Entries taken from a collection
--- --- ---
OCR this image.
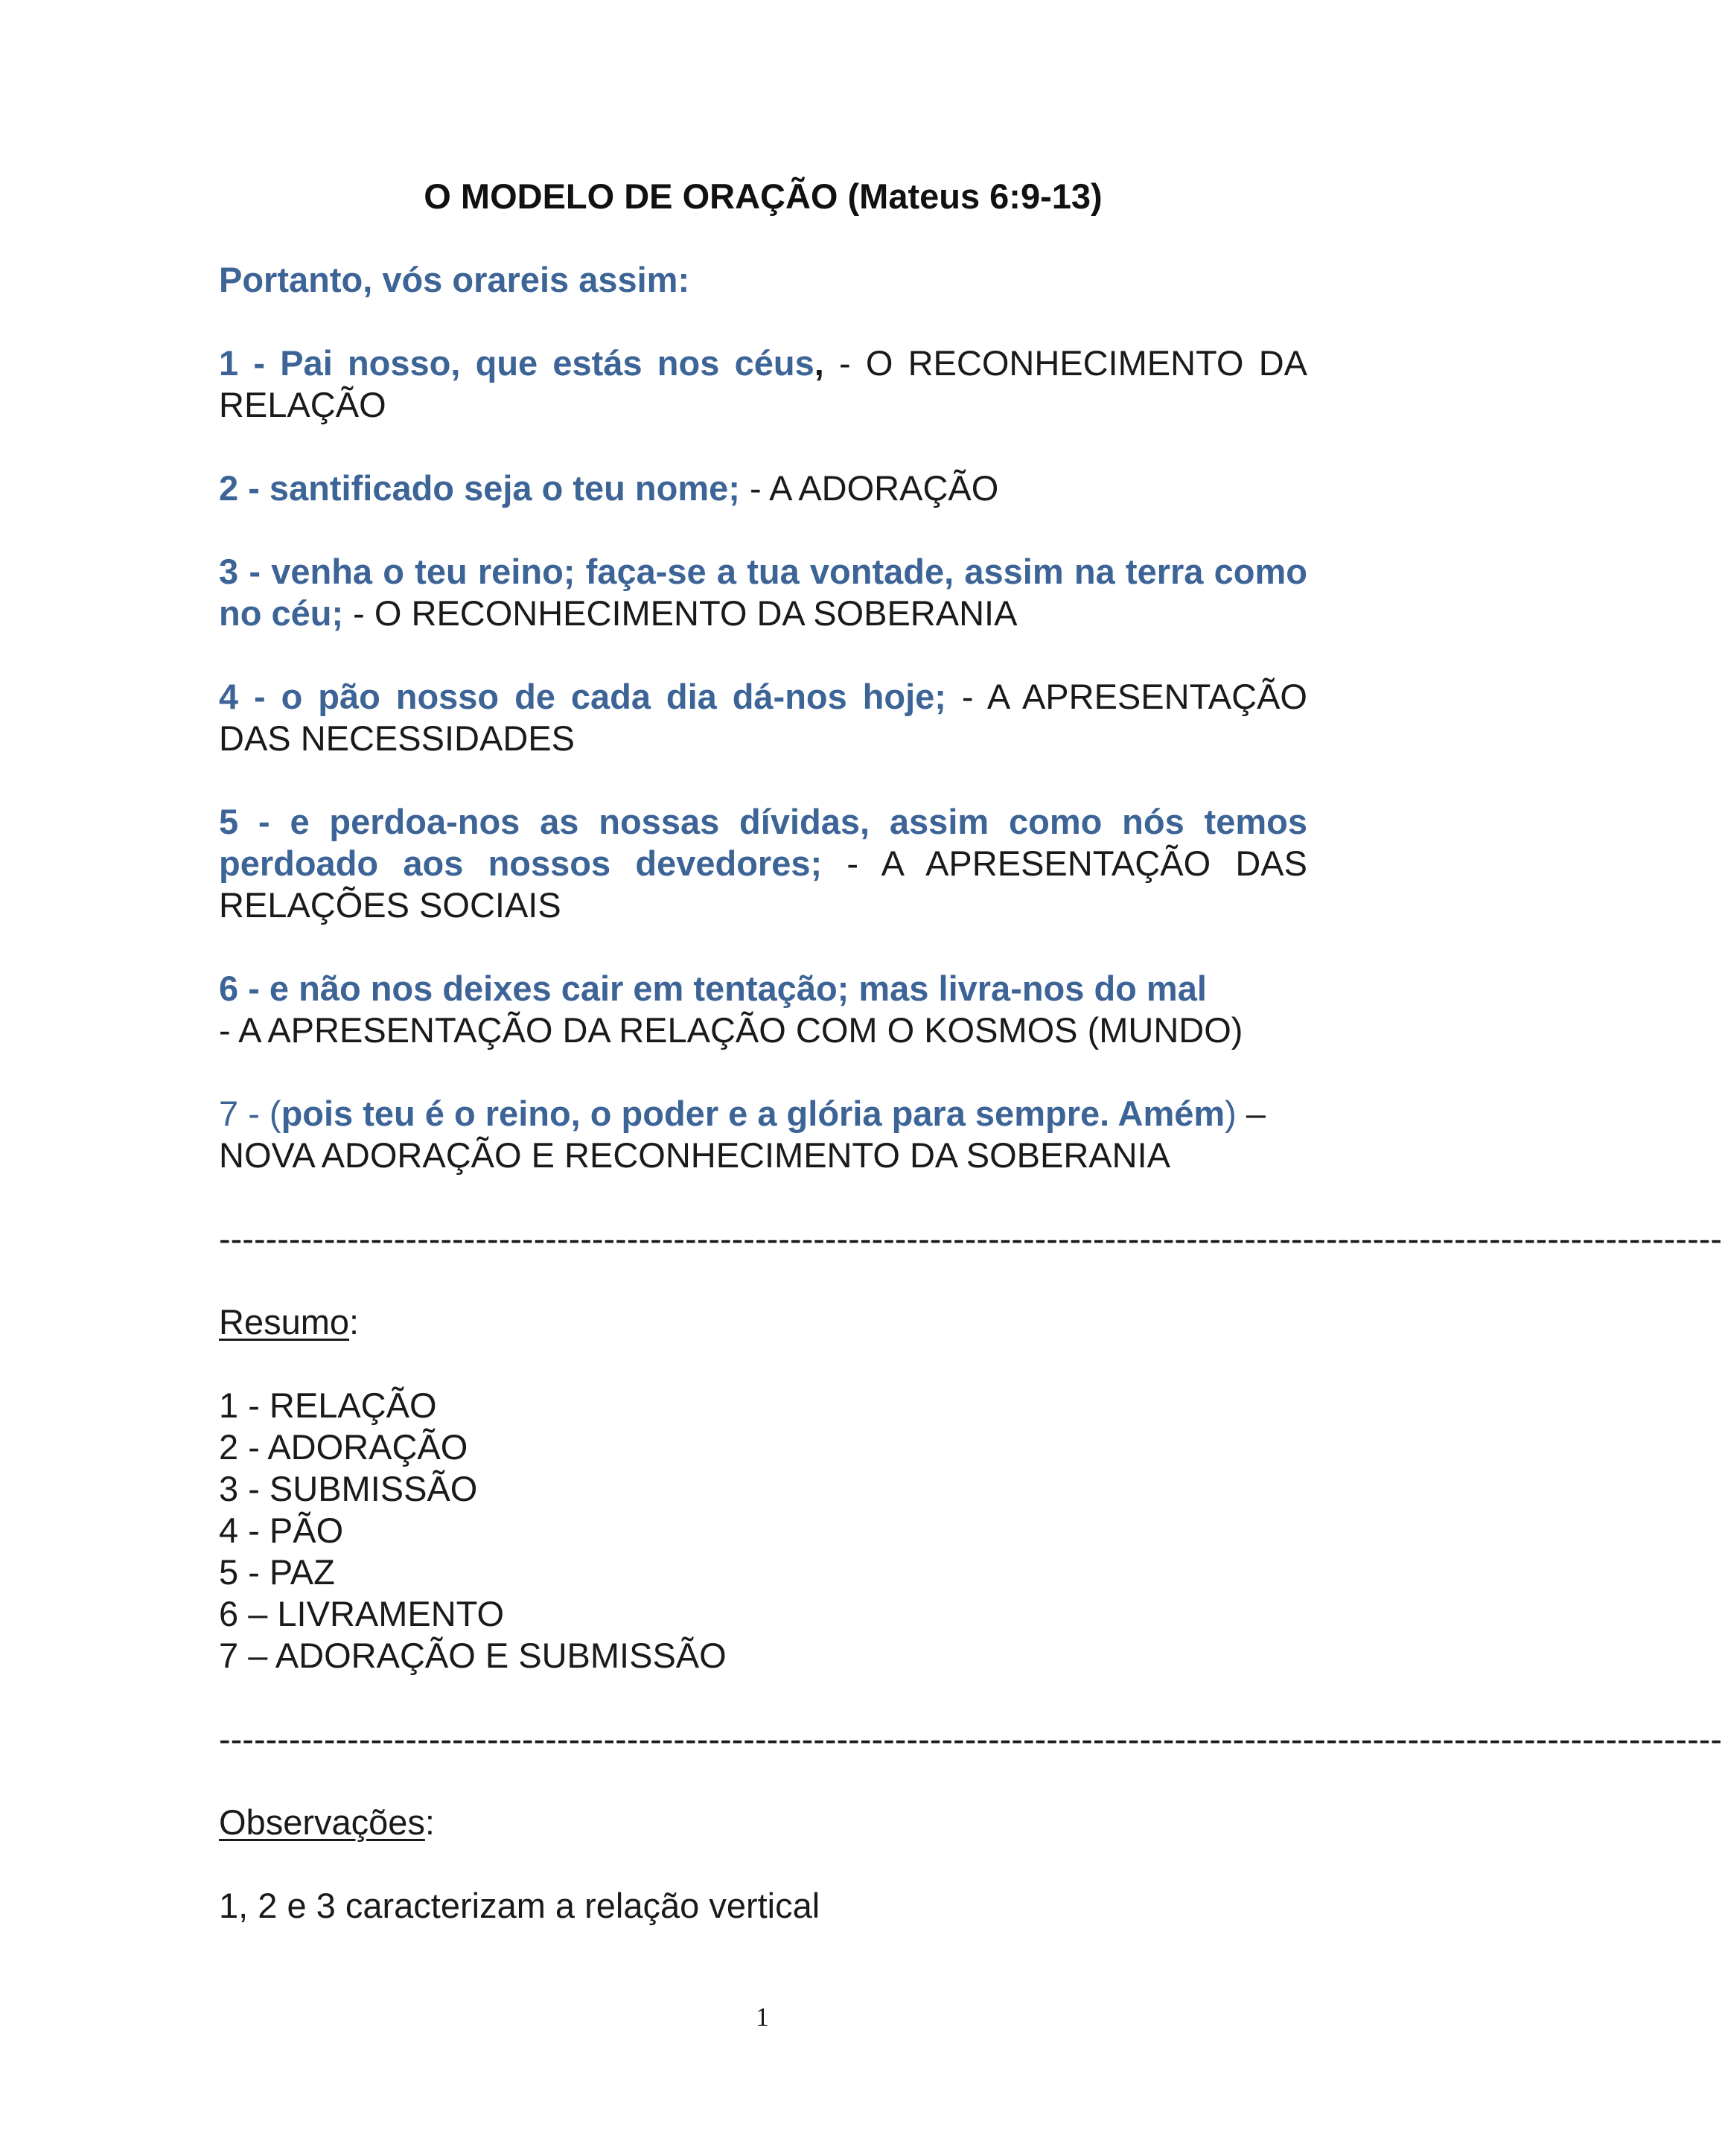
O MODELO DE ORAÇÃO (Mateus 6:9-13)
Portanto, vós orareis assim:
1 - Pai nosso, que estás nos céus, - O RECONHECIMENTO DA RELAÇÃO
2 - santificado seja o teu nome; - A ADORAÇÃO
3 - venha o teu reino; faça-se a tua vontade, assim na terra como no céu; - O RECONHECIMENTO DA SOBERANIA
4 - o pão nosso de cada dia dá-nos hoje; - A APRESENTAÇÃO DAS NECESSIDADES
5 - e perdoa-nos as nossas dívidas, assim como nós temos perdoado aos nossos devedores; - A APRESENTAÇÃO DAS RELAÇÕES SOCIAIS
6 - e não nos deixes cair em tentação; mas livra-nos do mal
- A APRESENTAÇÃO DA RELAÇÃO COM O KOSMOS (MUNDO)
7 - (pois teu é o reino, o poder e a glória para sempre. Amém) – NOVA ADORAÇÃO E RECONHECIMENTO DA SOBERANIA
---------------------------------------------------------------------------------------------------------------------------------
Resumo:
1 - RELAÇÃO
2 - ADORAÇÃO
3 - SUBMISSÃO
4 - PÃO
5 - PAZ
6 – LIVRAMENTO
7 – ADORAÇÃO E SUBMISSÃO
---------------------------------------------------------------------------------------------------------------------------------
Observações:
1, 2 e 3 caracterizam a relação vertical
1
--- --- ---
What is required =
Reproduce each line exactly, please, except for any pictures.

Solved exercise =
OCR this image.
O MODELO DE ORAÇÃO (Mateus 6:9-13)
Portanto, vós orareis assim:
1 - Pai nosso, que estás nos céus, - O RECONHECIMENTO DA RELAÇÃO
2 - santificado seja o teu nome; - A ADORAÇÃO
3 - venha o teu reino; faça-se a tua vontade, assim na terra como no céu; - O RECONHECIMENTO DA SOBERANIA
4 - o pão nosso de cada dia dá-nos hoje; - A APRESENTAÇÃO DAS NECESSIDADES
5 - e perdoa-nos as nossas dívidas, assim como nós temos perdoado aos nossos devedores; - A APRESENTAÇÃO DAS RELAÇÕES SOCIAIS
6 - e não nos deixes cair em tentação; mas livra-nos do mal
- A APRESENTAÇÃO DA RELAÇÃO COM O KOSMOS (MUNDO)
7 - (pois teu é o reino, o poder e a glória para sempre. Amém) – NOVA ADORAÇÃO E RECONHECIMENTO DA SOBERANIA
---------------------------------------------------------------------------------------------------------------------------------
Resumo:
1 - RELAÇÃO
2 - ADORAÇÃO
3 - SUBMISSÃO
4 - PÃO
5 - PAZ
6 – LIVRAMENTO
7 – ADORAÇÃO E SUBMISSÃO
---------------------------------------------------------------------------------------------------------------------------------
Observações:
1, 2 e 3 caracterizam a relação vertical
1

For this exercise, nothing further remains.